### Work instructions:
Go through the data below and gather each line containing "beginning".

### Information shown:

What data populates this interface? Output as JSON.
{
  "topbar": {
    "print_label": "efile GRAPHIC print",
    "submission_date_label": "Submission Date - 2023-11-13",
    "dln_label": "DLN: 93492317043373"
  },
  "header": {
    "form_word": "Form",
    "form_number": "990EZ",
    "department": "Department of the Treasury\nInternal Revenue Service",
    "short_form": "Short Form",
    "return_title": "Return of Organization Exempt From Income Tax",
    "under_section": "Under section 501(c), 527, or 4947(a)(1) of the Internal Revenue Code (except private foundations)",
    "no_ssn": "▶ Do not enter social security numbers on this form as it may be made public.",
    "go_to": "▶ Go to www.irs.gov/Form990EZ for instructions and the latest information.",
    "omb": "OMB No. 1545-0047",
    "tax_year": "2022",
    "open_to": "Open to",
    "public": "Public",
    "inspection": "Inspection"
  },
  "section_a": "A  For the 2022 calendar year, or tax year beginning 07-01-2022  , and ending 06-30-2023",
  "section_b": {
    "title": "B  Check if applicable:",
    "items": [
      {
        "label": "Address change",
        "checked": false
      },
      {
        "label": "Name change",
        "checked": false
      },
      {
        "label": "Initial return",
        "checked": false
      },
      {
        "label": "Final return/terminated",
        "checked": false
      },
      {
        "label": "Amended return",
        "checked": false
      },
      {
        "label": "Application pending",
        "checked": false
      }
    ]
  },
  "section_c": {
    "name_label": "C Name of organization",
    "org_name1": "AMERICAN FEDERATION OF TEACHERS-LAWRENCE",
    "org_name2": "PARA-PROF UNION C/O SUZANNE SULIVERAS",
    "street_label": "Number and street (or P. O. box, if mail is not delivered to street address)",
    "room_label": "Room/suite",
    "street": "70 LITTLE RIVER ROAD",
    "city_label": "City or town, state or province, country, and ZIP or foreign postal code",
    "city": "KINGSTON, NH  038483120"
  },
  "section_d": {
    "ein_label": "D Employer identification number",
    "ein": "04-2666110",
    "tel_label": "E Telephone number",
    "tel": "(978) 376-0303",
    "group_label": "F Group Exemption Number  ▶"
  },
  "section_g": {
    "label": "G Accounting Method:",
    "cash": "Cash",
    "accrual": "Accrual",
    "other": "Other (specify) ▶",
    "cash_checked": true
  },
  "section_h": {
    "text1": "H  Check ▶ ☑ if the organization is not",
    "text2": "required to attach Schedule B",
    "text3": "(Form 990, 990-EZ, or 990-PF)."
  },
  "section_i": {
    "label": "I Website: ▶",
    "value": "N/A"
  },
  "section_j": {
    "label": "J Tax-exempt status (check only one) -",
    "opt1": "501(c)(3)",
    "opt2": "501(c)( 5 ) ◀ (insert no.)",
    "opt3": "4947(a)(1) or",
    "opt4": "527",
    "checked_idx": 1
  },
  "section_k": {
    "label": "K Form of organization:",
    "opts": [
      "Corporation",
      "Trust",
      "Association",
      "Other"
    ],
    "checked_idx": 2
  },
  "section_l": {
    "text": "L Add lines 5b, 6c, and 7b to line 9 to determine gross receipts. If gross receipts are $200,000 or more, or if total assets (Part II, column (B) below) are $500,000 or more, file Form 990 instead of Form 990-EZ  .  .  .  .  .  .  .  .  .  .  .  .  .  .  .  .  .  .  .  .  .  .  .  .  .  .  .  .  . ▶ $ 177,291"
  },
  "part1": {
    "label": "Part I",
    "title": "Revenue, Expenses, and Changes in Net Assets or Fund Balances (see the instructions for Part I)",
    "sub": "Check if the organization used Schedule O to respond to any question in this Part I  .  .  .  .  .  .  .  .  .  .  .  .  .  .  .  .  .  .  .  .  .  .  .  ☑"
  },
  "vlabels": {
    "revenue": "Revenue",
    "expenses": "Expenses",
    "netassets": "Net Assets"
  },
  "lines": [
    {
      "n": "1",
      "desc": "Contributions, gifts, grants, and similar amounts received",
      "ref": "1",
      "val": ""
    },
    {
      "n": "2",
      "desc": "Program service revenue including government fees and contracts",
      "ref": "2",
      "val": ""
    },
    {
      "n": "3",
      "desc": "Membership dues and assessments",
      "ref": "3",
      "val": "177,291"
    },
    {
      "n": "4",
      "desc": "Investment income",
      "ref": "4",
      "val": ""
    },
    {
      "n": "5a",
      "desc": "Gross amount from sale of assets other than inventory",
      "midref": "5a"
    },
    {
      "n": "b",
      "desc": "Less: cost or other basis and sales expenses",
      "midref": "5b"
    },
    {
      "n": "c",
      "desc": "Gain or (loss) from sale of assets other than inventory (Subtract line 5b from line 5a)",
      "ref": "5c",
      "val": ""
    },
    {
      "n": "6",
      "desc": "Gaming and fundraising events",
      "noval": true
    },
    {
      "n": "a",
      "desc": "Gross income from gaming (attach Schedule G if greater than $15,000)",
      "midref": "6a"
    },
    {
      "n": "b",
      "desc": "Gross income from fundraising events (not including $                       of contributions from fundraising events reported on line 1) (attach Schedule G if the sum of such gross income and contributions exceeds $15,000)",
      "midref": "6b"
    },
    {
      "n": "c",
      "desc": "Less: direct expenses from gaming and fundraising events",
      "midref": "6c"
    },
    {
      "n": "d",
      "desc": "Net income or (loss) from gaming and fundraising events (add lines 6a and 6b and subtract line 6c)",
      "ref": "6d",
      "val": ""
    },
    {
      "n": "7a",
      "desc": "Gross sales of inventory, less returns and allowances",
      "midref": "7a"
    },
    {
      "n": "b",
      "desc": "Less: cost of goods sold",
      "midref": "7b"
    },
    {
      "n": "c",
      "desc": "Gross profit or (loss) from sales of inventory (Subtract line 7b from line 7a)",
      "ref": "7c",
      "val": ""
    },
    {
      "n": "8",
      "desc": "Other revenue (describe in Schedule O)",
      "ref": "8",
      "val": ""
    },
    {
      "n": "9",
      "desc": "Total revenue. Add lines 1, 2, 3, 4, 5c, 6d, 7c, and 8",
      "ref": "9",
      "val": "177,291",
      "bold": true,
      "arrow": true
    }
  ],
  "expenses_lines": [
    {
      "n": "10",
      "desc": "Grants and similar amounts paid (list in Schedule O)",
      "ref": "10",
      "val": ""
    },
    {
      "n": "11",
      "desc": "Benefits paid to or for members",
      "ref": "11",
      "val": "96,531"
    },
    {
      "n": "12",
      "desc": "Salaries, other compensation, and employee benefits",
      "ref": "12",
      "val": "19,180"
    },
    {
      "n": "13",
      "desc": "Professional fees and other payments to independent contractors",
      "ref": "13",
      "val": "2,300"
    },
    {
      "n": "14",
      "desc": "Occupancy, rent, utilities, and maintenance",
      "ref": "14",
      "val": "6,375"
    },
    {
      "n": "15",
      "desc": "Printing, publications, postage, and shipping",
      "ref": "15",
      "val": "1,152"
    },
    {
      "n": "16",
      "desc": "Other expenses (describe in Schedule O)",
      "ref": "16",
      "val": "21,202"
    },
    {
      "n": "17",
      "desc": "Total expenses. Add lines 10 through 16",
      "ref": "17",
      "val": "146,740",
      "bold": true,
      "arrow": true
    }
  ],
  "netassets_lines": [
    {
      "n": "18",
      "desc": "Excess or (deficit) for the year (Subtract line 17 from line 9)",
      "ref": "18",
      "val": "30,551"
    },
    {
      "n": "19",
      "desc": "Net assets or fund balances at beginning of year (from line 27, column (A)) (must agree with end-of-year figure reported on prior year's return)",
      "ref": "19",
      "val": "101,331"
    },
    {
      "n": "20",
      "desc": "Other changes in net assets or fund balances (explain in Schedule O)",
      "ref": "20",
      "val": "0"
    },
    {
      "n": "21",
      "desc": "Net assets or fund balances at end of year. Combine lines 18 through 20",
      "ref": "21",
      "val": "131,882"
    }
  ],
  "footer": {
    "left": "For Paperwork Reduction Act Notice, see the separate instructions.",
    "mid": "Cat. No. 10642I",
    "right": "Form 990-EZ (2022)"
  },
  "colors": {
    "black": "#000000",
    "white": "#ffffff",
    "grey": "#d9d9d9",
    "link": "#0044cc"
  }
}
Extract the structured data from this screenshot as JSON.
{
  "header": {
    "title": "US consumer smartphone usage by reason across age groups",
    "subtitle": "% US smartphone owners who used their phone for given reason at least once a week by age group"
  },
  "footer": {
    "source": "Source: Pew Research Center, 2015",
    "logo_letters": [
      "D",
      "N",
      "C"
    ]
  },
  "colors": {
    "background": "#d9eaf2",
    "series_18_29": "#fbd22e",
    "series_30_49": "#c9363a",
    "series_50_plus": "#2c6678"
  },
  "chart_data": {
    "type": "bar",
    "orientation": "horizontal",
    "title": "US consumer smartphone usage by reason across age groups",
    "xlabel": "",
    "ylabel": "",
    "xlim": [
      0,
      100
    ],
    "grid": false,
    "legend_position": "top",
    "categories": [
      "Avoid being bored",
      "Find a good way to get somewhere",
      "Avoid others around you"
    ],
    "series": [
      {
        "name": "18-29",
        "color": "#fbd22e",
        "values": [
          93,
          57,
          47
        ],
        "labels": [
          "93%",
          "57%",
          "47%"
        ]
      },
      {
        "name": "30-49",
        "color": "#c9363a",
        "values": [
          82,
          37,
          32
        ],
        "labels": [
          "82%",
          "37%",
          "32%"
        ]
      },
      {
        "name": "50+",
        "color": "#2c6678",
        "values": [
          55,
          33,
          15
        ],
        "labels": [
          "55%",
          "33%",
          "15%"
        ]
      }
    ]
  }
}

### Complete answer:
  "section_a": "A  For the 2022 calendar year, or tax year beginning 07-01-2022  , and ending 06-30-2023",
      "desc": "Net assets or fund balances at beginning of year (from line 27, column (A)) (must agree with end-of-year figure reported on prior year's return)",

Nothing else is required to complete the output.